### [WORK TO BE COMPLETED]
Go through the listing and copy every line word for word.

### [RECORDS TO USE]
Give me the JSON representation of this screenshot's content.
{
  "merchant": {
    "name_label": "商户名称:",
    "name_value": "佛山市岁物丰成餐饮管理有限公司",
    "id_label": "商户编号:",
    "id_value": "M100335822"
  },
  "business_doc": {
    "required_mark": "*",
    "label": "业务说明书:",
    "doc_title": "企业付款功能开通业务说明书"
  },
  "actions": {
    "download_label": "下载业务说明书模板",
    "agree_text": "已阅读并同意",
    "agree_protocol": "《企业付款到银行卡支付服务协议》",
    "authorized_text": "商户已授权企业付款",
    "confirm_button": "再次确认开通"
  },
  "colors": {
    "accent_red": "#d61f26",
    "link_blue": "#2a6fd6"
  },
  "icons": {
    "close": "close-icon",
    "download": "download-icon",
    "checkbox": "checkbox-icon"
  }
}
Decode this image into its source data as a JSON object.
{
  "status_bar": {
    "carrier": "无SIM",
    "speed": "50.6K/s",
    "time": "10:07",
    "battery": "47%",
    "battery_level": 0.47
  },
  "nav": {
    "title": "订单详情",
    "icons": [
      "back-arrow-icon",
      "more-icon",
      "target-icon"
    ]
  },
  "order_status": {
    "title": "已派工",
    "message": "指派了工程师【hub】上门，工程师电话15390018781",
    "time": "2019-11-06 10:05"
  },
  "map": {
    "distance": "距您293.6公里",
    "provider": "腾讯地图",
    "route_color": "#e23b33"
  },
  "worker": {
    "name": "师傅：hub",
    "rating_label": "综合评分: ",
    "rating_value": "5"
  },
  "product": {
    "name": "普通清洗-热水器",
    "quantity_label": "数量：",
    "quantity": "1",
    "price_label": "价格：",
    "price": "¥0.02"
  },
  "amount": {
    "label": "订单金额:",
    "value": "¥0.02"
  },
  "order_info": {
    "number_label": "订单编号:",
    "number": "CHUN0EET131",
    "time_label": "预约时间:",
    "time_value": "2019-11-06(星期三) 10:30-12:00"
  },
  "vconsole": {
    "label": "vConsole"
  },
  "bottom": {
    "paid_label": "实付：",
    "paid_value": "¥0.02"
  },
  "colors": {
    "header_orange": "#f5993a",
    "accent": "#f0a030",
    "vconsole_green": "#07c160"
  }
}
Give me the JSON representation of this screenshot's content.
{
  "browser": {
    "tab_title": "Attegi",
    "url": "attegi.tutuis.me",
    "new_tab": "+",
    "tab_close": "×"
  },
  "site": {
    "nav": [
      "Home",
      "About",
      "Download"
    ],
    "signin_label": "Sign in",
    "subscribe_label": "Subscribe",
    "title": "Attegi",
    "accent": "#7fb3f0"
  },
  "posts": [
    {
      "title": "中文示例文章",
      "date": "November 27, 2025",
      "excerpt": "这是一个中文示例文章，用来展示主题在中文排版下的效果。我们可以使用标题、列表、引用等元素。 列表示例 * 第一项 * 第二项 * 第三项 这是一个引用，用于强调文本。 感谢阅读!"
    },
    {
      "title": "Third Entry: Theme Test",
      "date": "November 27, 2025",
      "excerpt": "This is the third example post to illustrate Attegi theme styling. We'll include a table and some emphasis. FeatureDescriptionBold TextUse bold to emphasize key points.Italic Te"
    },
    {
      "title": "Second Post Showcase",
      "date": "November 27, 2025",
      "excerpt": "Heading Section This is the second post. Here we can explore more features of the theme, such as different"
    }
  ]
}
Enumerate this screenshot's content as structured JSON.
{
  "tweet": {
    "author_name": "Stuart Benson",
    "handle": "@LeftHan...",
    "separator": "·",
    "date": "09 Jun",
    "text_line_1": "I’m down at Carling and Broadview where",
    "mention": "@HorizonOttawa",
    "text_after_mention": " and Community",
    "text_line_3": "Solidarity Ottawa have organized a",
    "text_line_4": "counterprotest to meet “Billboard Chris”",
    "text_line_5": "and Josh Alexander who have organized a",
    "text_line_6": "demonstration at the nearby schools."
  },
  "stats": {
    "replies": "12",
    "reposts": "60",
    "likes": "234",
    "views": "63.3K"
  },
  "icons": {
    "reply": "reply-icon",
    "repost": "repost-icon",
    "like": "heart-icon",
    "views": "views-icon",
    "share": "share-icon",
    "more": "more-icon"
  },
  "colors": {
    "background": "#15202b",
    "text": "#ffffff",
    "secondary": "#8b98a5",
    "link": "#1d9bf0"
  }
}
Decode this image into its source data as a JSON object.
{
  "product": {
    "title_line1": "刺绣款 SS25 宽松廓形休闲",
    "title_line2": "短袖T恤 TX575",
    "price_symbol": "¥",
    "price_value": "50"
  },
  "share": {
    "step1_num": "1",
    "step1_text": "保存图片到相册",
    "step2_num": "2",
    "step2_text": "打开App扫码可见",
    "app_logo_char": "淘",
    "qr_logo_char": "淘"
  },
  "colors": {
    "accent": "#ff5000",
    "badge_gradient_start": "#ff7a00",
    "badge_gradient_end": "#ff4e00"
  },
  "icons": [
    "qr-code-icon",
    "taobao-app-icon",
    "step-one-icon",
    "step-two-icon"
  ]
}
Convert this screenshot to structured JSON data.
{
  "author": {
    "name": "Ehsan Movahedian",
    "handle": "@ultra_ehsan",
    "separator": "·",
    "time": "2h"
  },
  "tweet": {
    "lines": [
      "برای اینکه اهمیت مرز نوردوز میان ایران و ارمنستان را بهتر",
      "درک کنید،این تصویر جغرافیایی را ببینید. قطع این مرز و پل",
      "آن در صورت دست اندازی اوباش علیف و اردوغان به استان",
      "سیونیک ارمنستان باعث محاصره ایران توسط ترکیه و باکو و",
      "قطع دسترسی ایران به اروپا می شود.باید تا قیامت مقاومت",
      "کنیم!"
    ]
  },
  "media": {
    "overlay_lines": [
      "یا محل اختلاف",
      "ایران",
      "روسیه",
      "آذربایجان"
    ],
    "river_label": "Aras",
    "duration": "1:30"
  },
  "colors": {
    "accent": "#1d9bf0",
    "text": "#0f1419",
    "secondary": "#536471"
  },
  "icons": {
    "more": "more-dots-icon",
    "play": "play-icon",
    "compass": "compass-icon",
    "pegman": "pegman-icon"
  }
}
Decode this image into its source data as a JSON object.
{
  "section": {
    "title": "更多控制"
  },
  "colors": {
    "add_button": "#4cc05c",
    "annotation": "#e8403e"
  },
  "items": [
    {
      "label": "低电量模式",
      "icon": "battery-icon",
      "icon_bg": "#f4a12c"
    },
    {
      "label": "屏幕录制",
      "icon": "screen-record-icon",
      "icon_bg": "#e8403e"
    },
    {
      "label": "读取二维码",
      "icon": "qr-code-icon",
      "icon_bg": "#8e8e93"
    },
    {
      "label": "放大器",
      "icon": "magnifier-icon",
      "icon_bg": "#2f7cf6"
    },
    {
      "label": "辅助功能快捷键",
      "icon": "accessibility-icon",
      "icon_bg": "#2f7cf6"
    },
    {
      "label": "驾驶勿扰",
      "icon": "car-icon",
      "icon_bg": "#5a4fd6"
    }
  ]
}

### [EXERCISE OUTPUT]
Give me the JSON representation of this screenshot's content.
{
  "merchant": {
    "name_label": "商户名称:",
    "name_value": "佛山市岁物丰成餐饮管理有限公司",
    "id_label": "商户编号:",
    "id_value": "M100335822"
  },
  "business_doc": {
    "required_mark": "*",
    "label": "业务说明书:",
    "doc_title": "企业付款功能开通业务说明书"
  },
  "actions": {
    "download_label": "下载业务说明书模板",
    "agree_text": "已阅读并同意",
    "agree_protocol": "《企业付款到银行卡支付服务协议》",
    "authorized_text": "商户已授权企业付款",
    "confirm_button": "再次确认开通"
  },
  "colors": {
    "accent_red": "#d61f26",
    "link_blue": "#2a6fd6"
  },
  "icons": {
    "close": "close-icon",
    "download": "download-icon",
    "checkbox": "checkbox-icon"
  }
}
Decode this image into its source data as a JSON object.
{
  "status_bar": {
    "carrier": "无SIM",
    "speed": "50.6K/s",
    "time": "10:07",
    "battery": "47%",
    "battery_level": 0.47
  },
  "nav": {
    "title": "订单详情",
    "icons": [
      "back-arrow-icon",
      "more-icon",
      "target-icon"
    ]
  },
  "order_status": {
    "title": "已派工",
    "message": "指派了工程师【hub】上门，工程师电话15390018781",
    "time": "2019-11-06 10:05"
  },
  "map": {
    "distance": "距您293.6公里",
    "provider": "腾讯地图",
    "route_color": "#e23b33"
  },
  "worker": {
    "name": "师傅：hub",
    "rating_label": "综合评分: ",
    "rating_value": "5"
  },
  "product": {
    "name": "普通清洗-热水器",
    "quantity_label": "数量：",
    "quantity": "1",
    "price_label": "价格：",
    "price": "¥0.02"
  },
  "amount": {
    "label": "订单金额:",
    "value": "¥0.02"
  },
  "order_info": {
    "number_label": "订单编号:",
    "number": "CHUN0EET131",
    "time_label": "预约时间:",
    "time_value": "2019-11-06(星期三) 10:30-12:00"
  },
  "vconsole": {
    "label": "vConsole"
  },
  "bottom": {
    "paid_label": "实付：",
    "paid_value": "¥0.02"
  },
  "colors": {
    "header_orange": "#f5993a",
    "accent": "#f0a030",
    "vconsole_green": "#07c160"
  }
}
Give me the JSON representation of this screenshot's content.
{
  "browser": {
    "tab_title": "Attegi",
    "url": "attegi.tutuis.me",
    "new_tab": "+",
    "tab_close": "×"
  },
  "site": {
    "nav": [
      "Home",
      "About",
      "Download"
    ],
    "signin_label": "Sign in",
    "subscribe_label": "Subscribe",
    "title": "Attegi",
    "accent": "#7fb3f0"
  },
  "posts": [
    {
      "title": "中文示例文章",
      "date": "November 27, 2025",
      "excerpt": "这是一个中文示例文章，用来展示主题在中文排版下的效果。我们可以使用标题、列表、引用等元素。 列表示例 * 第一项 * 第二项 * 第三项 这是一个引用，用于强调文本。 感谢阅读!"
    },
    {
      "title": "Third Entry: Theme Test",
      "date": "November 27, 2025",
      "excerpt": "This is the third example post to illustrate Attegi theme styling. We'll include a table and some emphasis. FeatureDescriptionBold TextUse bold to emphasize key points.Italic Te"
    },
    {
      "title": "Second Post Showcase",
      "date": "November 27, 2025",
      "excerpt": "Heading Section This is the second post. Here we can explore more features of the theme, such as different"
    }
  ]
}
Enumerate this screenshot's content as structured JSON.
{
  "tweet": {
    "author_name": "Stuart Benson",
    "handle": "@LeftHan...",
    "separator": "·",
    "date": "09 Jun",
    "text_line_1": "I’m down at Carling and Broadview where",
    "mention": "@HorizonOttawa",
    "text_after_mention": " and Community",
    "text_line_3": "Solidarity Ottawa have organized a",
    "text_line_4": "counterprotest to meet “Billboard Chris”",
    "text_line_5": "and Josh Alexander who have organized a",
    "text_line_6": "demonstration at the nearby schools."
  },
  "stats": {
    "replies": "12",
    "reposts": "60",
    "likes": "234",
    "views": "63.3K"
  },
  "icons": {
    "reply": "reply-icon",
    "repost": "repost-icon",
    "like": "heart-icon",
    "views": "views-icon",
    "share": "share-icon",
    "more": "more-icon"
  },
  "colors": {
    "background": "#15202b",
    "text": "#ffffff",
    "secondary": "#8b98a5",
    "link": "#1d9bf0"
  }
}
Decode this image into its source data as a JSON object.
{
  "product": {
    "title_line1": "刺绣款 SS25 宽松廓形休闲",
    "title_line2": "短袖T恤 TX575",
    "price_symbol": "¥",
    "price_value": "50"
  },
  "share": {
    "step1_num": "1",
    "step1_text": "保存图片到相册",
    "step2_num": "2",
    "step2_text": "打开App扫码可见",
    "app_logo_char": "淘",
    "qr_logo_char": "淘"
  },
  "colors": {
    "accent": "#ff5000",
    "badge_gradient_start": "#ff7a00",
    "badge_gradient_end": "#ff4e00"
  },
  "icons": [
    "qr-code-icon",
    "taobao-app-icon",
    "step-one-icon",
    "step-two-icon"
  ]
}
Convert this screenshot to structured JSON data.
{
  "author": {
    "name": "Ehsan Movahedian",
    "handle": "@ultra_ehsan",
    "separator": "·",
    "time": "2h"
  },
  "tweet": {
    "lines": [
      "برای اینکه اهمیت مرز نوردوز میان ایران و ارمنستان را بهتر",
      "درک کنید،این تصویر جغرافیایی را ببینید. قطع این مرز و پل",
      "آن در صورت دست اندازی اوباش علیف و اردوغان به استان",
      "سیونیک ارمنستان باعث محاصره ایران توسط ترکیه و باکو و",
      "قطع دسترسی ایران به اروپا می شود.باید تا قیامت مقاومت",
      "کنیم!"
    ]
  },
  "media": {
    "overlay_lines": [
      "یا محل اختلاف",
      "ایران",
      "روسیه",
      "آذربایجان"
    ],
    "river_label": "Aras",
    "duration": "1:30"
  },
  "colors": {
    "accent": "#1d9bf0",
    "text": "#0f1419",
    "secondary": "#536471"
  },
  "icons": {
    "more": "more-dots-icon",
    "play": "play-icon",
    "compass": "compass-icon",
    "pegman": "pegman-icon"
  }
}
Decode this image into its source data as a JSON object.
{
  "section": {
    "title": "更多控制"
  },
  "colors": {
    "add_button": "#4cc05c",
    "annotation": "#e8403e"
  },
  "items": [
    {
      "label": "低电量模式",
      "icon": "battery-icon",
      "icon_bg": "#f4a12c"
    },
    {
      "label": "屏幕录制",
      "icon": "screen-record-icon",
      "icon_bg": "#e8403e"
    },
    {
      "label": "读取二维码",
      "icon": "qr-code-icon",
      "icon_bg": "#8e8e93"
    },
    {
      "label": "放大器",
      "icon": "magnifier-icon",
      "icon_bg": "#2f7cf6"
    },
    {
      "label": "辅助功能快捷键",
      "icon": "accessibility-icon",
      "icon_bg": "#2f7cf6"
    },
    {
      "label": "驾驶勿扰",
      "icon": "car-icon",
      "icon_bg": "#5a4fd6"
    }
  ]
}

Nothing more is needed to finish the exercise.